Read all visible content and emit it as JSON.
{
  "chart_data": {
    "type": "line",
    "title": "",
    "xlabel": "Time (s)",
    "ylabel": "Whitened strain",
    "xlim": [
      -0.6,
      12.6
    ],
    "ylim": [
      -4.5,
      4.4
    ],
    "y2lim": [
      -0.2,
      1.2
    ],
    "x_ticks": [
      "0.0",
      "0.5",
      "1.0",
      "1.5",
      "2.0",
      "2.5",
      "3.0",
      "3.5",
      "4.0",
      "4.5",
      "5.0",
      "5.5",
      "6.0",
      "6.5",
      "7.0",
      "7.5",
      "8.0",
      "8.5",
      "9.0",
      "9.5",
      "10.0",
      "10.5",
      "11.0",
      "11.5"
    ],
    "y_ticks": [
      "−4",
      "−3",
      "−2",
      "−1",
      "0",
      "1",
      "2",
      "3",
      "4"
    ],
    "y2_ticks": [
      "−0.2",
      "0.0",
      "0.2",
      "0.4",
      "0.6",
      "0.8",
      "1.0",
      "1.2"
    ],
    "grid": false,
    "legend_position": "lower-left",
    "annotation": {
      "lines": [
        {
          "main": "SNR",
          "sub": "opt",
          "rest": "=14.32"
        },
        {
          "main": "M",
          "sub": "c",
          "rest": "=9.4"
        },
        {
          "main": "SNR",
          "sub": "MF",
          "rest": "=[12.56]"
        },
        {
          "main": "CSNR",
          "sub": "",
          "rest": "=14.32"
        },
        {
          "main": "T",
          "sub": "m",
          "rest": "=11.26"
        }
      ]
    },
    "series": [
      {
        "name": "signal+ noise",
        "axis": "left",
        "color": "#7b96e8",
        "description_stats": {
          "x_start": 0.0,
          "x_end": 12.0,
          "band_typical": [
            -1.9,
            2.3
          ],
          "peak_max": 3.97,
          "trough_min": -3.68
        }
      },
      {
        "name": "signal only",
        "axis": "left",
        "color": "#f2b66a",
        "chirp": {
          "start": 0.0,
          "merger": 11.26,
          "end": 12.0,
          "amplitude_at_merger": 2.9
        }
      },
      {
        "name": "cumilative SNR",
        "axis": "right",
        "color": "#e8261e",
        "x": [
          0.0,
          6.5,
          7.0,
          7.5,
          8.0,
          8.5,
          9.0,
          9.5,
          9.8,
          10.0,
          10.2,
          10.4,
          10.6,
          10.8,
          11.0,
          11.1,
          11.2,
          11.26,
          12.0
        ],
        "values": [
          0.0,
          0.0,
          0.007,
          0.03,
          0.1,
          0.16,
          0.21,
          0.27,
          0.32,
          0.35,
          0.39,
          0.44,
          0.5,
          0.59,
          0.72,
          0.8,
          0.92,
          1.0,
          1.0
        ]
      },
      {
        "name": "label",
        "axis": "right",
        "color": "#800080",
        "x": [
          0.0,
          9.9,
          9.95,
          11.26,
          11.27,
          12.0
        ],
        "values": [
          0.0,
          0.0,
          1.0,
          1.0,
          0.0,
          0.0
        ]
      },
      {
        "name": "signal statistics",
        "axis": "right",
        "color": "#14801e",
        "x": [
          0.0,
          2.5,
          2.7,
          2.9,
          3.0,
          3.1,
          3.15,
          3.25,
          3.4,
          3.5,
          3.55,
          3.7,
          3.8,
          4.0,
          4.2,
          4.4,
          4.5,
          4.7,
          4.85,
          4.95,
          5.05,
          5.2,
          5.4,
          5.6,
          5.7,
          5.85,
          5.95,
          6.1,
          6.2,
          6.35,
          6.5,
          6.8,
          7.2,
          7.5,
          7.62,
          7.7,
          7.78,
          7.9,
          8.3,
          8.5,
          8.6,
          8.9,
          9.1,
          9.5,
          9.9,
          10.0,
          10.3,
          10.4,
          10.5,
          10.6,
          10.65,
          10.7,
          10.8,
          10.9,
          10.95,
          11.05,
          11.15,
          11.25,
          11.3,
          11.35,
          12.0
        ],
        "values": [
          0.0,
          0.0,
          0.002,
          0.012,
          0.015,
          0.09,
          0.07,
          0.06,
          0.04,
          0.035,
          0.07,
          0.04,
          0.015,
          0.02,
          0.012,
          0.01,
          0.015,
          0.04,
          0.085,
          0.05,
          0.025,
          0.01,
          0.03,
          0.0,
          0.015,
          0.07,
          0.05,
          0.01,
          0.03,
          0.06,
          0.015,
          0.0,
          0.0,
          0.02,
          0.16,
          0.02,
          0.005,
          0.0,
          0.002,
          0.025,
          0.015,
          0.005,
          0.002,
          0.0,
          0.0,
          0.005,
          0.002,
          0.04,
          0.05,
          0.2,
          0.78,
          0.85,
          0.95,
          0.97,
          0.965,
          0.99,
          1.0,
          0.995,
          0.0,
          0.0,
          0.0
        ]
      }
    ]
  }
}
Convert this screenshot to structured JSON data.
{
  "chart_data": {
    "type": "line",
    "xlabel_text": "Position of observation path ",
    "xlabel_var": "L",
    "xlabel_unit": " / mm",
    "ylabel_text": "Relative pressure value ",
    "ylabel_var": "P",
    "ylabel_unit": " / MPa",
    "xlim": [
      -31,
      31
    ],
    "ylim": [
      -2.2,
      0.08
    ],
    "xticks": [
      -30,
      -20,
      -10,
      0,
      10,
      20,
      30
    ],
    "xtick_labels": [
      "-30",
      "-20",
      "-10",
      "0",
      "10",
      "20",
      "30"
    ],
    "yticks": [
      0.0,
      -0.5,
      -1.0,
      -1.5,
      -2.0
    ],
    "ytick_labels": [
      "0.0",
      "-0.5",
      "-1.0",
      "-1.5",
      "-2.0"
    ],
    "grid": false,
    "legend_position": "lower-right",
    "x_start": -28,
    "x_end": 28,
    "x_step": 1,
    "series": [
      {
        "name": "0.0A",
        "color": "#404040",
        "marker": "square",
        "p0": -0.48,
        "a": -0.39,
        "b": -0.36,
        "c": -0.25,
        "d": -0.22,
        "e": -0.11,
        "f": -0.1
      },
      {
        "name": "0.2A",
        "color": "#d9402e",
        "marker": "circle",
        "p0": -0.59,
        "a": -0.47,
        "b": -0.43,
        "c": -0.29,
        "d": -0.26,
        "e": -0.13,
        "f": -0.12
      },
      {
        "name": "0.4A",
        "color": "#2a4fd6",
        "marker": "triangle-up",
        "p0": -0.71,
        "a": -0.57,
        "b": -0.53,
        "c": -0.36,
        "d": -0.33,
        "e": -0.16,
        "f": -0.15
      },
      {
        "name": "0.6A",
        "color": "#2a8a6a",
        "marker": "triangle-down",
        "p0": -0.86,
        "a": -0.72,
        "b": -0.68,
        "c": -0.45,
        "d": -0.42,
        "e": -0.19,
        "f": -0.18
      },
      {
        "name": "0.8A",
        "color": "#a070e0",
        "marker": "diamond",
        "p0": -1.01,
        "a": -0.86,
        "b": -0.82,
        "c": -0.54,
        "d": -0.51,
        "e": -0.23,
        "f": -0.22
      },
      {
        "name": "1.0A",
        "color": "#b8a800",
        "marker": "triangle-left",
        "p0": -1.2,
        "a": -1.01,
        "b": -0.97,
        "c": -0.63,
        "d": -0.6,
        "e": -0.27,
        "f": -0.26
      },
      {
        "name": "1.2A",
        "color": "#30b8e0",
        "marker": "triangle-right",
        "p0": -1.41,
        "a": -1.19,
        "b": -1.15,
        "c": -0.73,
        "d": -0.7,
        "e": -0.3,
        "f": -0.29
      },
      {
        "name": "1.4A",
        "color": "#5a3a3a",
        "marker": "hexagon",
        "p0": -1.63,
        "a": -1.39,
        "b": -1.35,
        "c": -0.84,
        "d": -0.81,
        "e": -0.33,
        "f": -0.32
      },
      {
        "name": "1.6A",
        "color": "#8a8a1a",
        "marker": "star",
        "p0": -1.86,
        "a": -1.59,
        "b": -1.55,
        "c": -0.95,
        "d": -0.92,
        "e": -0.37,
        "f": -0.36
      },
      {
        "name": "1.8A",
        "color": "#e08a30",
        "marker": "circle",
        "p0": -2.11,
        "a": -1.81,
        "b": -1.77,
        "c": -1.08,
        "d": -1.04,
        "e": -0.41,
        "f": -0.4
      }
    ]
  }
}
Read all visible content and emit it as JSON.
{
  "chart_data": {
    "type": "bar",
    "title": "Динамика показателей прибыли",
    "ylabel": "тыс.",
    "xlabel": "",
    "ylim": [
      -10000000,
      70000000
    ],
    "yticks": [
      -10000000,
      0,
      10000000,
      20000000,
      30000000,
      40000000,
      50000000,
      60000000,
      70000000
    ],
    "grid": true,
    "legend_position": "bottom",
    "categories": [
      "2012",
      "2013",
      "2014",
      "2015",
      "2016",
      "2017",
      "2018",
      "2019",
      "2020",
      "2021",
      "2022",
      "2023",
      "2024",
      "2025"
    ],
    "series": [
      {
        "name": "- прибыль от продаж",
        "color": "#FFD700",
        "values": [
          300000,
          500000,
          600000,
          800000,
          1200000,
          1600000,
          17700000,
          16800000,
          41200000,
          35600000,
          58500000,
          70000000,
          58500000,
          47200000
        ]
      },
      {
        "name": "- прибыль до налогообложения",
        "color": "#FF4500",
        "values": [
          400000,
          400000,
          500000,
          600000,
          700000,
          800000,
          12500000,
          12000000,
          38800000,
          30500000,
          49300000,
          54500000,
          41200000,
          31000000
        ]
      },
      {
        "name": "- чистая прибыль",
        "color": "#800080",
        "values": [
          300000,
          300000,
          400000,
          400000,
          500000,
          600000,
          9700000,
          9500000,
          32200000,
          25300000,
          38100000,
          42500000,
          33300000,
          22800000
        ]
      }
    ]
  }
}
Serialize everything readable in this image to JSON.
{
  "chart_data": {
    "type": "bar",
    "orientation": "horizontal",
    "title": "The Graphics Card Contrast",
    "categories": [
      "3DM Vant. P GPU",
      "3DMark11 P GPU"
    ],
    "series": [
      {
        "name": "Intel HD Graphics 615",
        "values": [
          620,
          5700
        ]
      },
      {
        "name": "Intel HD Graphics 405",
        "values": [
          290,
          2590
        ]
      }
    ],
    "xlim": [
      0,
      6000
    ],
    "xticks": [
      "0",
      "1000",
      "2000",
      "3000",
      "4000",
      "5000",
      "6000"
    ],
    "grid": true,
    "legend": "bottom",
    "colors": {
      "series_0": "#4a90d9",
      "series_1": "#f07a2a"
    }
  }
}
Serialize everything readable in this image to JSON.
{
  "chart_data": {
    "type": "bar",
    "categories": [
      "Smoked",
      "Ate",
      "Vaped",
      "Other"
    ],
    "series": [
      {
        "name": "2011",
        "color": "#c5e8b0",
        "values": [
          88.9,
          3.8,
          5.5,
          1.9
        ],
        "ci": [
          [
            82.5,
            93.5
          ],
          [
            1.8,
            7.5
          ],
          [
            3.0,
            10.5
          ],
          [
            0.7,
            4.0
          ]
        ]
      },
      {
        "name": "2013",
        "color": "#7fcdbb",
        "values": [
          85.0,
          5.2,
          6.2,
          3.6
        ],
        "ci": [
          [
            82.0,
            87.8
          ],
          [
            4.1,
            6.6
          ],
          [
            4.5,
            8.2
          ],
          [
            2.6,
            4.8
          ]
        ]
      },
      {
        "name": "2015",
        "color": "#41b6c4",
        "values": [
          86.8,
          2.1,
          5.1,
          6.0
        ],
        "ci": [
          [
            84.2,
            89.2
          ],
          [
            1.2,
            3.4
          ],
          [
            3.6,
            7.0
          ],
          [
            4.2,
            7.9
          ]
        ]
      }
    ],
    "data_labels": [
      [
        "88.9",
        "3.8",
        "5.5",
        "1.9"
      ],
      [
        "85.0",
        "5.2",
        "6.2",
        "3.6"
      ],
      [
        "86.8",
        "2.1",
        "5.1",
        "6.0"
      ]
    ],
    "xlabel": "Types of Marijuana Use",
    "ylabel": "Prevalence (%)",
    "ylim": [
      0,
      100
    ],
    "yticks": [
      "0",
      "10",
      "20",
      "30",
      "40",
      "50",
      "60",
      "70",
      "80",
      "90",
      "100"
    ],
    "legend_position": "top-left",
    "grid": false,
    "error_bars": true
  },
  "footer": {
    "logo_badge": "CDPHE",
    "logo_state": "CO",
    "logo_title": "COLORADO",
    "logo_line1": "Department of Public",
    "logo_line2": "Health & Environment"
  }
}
------------------------------
Pull out each line of the entries that contains "main".

■ **IN RESPONSE**:
          "main": "SNR",
          "main": "M",
          "main": "SNR",
          "main": "CSNR",
          "main": "T",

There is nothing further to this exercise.